PROBLEM DETAILS: Please give the listing again, word for word, with nothing left out.

[Rows from a figure dataset]

===============

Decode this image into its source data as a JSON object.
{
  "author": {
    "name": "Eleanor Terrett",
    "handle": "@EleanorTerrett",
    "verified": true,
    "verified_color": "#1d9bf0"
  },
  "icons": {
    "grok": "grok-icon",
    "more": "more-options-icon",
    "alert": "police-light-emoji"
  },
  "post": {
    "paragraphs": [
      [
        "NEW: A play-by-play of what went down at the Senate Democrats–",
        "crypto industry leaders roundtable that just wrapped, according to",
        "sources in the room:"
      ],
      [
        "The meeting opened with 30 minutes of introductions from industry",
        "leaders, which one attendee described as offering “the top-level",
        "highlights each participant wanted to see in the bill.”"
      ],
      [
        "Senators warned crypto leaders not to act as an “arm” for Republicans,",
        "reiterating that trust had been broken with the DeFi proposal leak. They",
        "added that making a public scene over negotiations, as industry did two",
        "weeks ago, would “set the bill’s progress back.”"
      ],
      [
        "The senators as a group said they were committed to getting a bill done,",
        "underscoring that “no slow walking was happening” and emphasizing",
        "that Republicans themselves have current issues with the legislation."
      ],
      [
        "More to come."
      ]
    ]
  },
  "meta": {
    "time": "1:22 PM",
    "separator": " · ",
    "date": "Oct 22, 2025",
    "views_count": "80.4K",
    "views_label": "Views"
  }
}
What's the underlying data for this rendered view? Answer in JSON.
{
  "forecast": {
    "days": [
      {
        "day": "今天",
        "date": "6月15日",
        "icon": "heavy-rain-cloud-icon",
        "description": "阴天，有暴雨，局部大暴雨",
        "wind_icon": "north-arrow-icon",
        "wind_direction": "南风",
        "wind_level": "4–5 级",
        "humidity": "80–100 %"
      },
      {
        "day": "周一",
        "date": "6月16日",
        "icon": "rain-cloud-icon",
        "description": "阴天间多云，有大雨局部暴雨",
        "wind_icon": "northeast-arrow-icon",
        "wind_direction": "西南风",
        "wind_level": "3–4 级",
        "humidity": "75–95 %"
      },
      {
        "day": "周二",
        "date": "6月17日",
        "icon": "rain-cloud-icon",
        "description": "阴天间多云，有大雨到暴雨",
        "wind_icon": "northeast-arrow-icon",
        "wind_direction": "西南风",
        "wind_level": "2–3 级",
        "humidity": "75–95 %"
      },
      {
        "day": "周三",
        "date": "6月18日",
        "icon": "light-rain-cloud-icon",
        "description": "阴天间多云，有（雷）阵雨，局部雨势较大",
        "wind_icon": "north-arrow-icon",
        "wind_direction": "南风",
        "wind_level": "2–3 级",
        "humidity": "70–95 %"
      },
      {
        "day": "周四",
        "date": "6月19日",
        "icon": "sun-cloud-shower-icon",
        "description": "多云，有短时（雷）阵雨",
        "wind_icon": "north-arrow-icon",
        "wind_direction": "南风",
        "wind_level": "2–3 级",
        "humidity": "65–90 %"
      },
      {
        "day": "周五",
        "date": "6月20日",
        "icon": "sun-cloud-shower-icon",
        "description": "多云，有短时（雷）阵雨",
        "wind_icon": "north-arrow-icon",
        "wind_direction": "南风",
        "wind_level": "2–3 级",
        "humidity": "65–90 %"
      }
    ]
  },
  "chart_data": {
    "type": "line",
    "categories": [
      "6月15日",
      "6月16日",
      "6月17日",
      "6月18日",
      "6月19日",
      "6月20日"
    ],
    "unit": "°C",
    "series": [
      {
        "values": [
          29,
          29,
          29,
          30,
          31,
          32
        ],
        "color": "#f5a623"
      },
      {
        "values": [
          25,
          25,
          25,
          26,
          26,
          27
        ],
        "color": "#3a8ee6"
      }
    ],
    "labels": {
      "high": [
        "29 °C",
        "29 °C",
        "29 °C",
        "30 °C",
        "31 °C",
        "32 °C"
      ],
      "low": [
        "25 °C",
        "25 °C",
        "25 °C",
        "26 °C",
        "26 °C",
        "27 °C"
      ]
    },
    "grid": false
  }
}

===============

RESULT OF THE EXERCISE:
Decode this image into its source data as a JSON object.
{
  "author": {
    "name": "Eleanor Terrett",
    "handle": "@EleanorTerrett",
    "verified": true,
    "verified_color": "#1d9bf0"
  },
  "icons": {
    "grok": "grok-icon",
    "more": "more-options-icon",
    "alert": "police-light-emoji"
  },
  "post": {
    "paragraphs": [
      [
        "NEW: A play-by-play of what went down at the Senate Democrats–",
        "crypto industry leaders roundtable that just wrapped, according to",
        "sources in the room:"
      ],
      [
        "The meeting opened with 30 minutes of introductions from industry",
        "leaders, which one attendee described as offering “the top-level",
        "highlights each participant wanted to see in the bill.”"
      ],
      [
        "Senators warned crypto leaders not to act as an “arm” for Republicans,",
        "reiterating that trust had been broken with the DeFi proposal leak. They",
        "added that making a public scene over negotiations, as industry did two",
        "weeks ago, would “set the bill’s progress back.”"
      ],
      [
        "The senators as a group said they were committed to getting a bill done,",
        "underscoring that “no slow walking was happening” and emphasizing",
        "that Republicans themselves have current issues with the legislation."
      ],
      [
        "More to come."
      ]
    ]
  },
  "meta": {
    "time": "1:22 PM",
    "separator": " · ",
    "date": "Oct 22, 2025",
    "views_count": "80.4K",
    "views_label": "Views"
  }
}
What's the underlying data for this rendered view? Answer in JSON.
{
  "forecast": {
    "days": [
      {
        "day": "今天",
        "date": "6月15日",
        "icon": "heavy-rain-cloud-icon",
        "description": "阴天，有暴雨，局部大暴雨",
        "wind_icon": "north-arrow-icon",
        "wind_direction": "南风",
        "wind_level": "4–5 级",
        "humidity": "80–100 %"
      },
      {
        "day": "周一",
        "date": "6月16日",
        "icon": "rain-cloud-icon",
        "description": "阴天间多云，有大雨局部暴雨",
        "wind_icon": "northeast-arrow-icon",
        "wind_direction": "西南风",
        "wind_level": "3–4 级",
        "humidity": "75–95 %"
      },
      {
        "day": "周二",
        "date": "6月17日",
        "icon": "rain-cloud-icon",
        "description": "阴天间多云，有大雨到暴雨",
        "wind_icon": "northeast-arrow-icon",
        "wind_direction": "西南风",
        "wind_level": "2–3 级",
        "humidity": "75–95 %"
      },
      {
        "day": "周三",
        "date": "6月18日",
        "icon": "light-rain-cloud-icon",
        "description": "阴天间多云，有（雷）阵雨，局部雨势较大",
        "wind_icon": "north-arrow-icon",
        "wind_direction": "南风",
        "wind_level": "2–3 级",
        "humidity": "70–95 %"
      },
      {
        "day": "周四",
        "date": "6月19日",
        "icon": "sun-cloud-shower-icon",
        "description": "多云，有短时（雷）阵雨",
        "wind_icon": "north-arrow-icon",
        "wind_direction": "南风",
        "wind_level": "2–3 级",
        "humidity": "65–90 %"
      },
      {
        "day": "周五",
        "date": "6月20日",
        "icon": "sun-cloud-shower-icon",
        "description": "多云，有短时（雷）阵雨",
        "wind_icon": "north-arrow-icon",
        "wind_direction": "南风",
        "wind_level": "2–3 级",
        "humidity": "65–90 %"
      }
    ]
  },
  "chart_data": {
    "type": "line",
    "categories": [
      "6月15日",
      "6月16日",
      "6月17日",
      "6月18日",
      "6月19日",
      "6月20日"
    ],
    "unit": "°C",
    "series": [
      {
        "values": [
          29,
          29,
          29,
          30,
          31,
          32
        ],
        "color": "#f5a623"
      },
      {
        "values": [
          25,
          25,
          25,
          26,
          26,
          27
        ],
        "color": "#3a8ee6"
      }
    ],
    "labels": {
      "high": [
        "29 °C",
        "29 °C",
        "29 °C",
        "30 °C",
        "31 °C",
        "32 °C"
      ],
      "low": [
        "25 °C",
        "25 °C",
        "25 °C",
        "26 °C",
        "26 °C",
        "27 °C"
      ]
    },
    "grid": false
  }
}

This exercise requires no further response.